[GIVEN EXERCISE]
Output each line as a string in a JSON list, leaving out blank lines, for the stretch from the start of the records through the line that contains "81, 472, 98]".

[DATASET EXTRACT]
....

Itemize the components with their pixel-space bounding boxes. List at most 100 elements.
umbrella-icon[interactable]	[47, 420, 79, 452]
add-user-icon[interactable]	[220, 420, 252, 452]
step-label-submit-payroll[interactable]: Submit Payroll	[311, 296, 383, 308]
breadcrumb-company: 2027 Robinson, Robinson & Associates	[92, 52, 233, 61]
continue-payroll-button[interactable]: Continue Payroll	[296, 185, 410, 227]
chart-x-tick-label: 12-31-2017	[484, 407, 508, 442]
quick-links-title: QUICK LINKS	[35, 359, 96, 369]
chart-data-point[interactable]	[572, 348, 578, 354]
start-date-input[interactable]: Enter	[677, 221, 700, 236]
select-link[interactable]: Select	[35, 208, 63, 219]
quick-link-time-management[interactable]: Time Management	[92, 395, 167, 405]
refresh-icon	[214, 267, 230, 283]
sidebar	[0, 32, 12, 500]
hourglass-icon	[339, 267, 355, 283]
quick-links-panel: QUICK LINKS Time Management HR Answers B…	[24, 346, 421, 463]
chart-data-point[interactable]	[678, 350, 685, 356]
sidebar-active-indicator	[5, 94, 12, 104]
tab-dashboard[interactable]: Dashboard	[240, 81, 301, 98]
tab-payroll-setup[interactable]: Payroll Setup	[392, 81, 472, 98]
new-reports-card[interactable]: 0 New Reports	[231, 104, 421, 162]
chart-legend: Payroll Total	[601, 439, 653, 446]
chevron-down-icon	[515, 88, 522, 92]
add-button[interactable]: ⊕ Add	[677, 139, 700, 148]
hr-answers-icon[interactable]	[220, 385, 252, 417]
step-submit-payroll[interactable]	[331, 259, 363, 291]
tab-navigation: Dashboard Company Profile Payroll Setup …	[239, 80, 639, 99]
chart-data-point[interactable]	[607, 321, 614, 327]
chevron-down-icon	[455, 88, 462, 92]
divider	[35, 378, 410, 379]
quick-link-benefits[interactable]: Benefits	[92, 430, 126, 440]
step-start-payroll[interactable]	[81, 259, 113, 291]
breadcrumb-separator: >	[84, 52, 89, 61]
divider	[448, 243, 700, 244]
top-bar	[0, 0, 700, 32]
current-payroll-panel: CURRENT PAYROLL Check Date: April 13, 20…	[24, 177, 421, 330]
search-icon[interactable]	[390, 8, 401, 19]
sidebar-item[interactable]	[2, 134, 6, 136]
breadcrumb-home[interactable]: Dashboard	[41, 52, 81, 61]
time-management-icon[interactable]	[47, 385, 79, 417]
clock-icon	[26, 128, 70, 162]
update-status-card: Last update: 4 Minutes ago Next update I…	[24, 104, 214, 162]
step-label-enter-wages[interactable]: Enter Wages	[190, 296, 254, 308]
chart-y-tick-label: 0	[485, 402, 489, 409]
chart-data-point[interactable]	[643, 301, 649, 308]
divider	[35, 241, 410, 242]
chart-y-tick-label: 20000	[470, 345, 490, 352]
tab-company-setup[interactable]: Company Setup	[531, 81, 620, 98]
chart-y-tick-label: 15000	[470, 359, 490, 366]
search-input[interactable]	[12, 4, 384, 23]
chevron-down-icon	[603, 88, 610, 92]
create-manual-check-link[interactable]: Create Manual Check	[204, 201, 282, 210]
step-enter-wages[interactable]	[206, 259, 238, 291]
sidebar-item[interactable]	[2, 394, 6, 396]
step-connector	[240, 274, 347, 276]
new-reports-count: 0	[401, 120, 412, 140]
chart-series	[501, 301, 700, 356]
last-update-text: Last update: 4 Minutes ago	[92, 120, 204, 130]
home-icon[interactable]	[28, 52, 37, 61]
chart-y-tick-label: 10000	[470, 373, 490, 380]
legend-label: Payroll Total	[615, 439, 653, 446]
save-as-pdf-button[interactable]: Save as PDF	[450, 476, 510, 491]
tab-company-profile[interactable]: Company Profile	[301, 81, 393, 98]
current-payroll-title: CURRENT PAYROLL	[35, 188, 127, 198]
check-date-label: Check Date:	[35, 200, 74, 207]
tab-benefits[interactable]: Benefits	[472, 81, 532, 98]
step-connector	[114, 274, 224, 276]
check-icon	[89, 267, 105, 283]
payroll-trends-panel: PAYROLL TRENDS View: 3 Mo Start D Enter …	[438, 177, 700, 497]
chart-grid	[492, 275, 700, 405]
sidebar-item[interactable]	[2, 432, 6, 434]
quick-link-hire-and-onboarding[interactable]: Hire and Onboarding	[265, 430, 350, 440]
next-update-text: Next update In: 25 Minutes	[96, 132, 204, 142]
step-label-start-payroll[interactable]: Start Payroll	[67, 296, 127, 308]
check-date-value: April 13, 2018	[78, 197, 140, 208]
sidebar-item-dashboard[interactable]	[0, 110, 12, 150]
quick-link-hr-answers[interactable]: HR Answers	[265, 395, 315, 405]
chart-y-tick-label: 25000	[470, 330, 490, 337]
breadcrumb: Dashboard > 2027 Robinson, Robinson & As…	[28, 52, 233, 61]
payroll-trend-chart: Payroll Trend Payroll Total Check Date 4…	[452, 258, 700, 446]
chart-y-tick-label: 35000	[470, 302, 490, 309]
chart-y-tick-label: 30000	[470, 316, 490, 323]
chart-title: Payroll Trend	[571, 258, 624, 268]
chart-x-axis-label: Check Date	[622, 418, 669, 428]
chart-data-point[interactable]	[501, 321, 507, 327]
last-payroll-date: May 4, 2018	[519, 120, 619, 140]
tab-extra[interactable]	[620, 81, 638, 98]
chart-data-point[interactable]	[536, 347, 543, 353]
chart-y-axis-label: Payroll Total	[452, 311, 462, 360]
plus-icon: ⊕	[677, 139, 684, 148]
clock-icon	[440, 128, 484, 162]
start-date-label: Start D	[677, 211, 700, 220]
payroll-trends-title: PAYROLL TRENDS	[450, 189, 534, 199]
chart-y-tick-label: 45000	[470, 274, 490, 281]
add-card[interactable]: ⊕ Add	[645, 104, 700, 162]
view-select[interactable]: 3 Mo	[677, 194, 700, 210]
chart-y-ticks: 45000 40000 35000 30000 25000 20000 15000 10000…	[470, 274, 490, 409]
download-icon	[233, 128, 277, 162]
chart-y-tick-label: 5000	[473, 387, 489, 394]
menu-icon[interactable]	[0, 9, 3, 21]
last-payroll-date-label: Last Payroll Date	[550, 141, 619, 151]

....

[THE ANSWER]
[
  "Itemize the components with their pixel-space bounding boxes. List at most 100 elements.",
  "umbrella-icon[interactable]\t[47, 420, 79, 452]",
  "add-user-icon[interactable]\t[220, 420, 252, 452]",
  "step-label-submit-payroll[interactable]: Submit Payroll\t[311, 296, 383, 308]",
  "breadcrumb-company: 2027 Robinson, Robinson & Associates\t[92, 52, 233, 61]",
  "continue-payroll-button[interactable]: Continue Payroll\t[296, 185, 410, 227]",
  "chart-x-tick-label: 12-31-2017\t[484, 407, 508, 442]",
  "quick-links-title: QUICK LINKS\t[35, 359, 96, 369]",
  "chart-data-point[interactable]\t[572, 348, 578, 354]",
  "start-date-input[interactable]: Enter\t[677, 221, 700, 236]",
  "select-link[interactable]: Select\t[35, 208, 63, 219]",
  "quick-link-time-management[interactable]: Time Management\t[92, 395, 167, 405]",
  "refresh-icon\t[214, 267, 230, 283]",
  "sidebar\t[0, 32, 12, 500]",
  "hourglass-icon\t[339, 267, 355, 283]",
  "quick-links-panel: QUICK LINKS Time Management HR Answers B…\t[24, 346, 421, 463]",
  "chart-data-point[interactable]\t[678, 350, 685, 356]",
  "sidebar-active-indicator\t[5, 94, 12, 104]",
  "tab-dashboard[interactable]: Dashboard\t[240, 81, 301, 98]",
  "tab-payroll-setup[interactable]: Payroll Setup\t[392, 81, 472, 98]"
]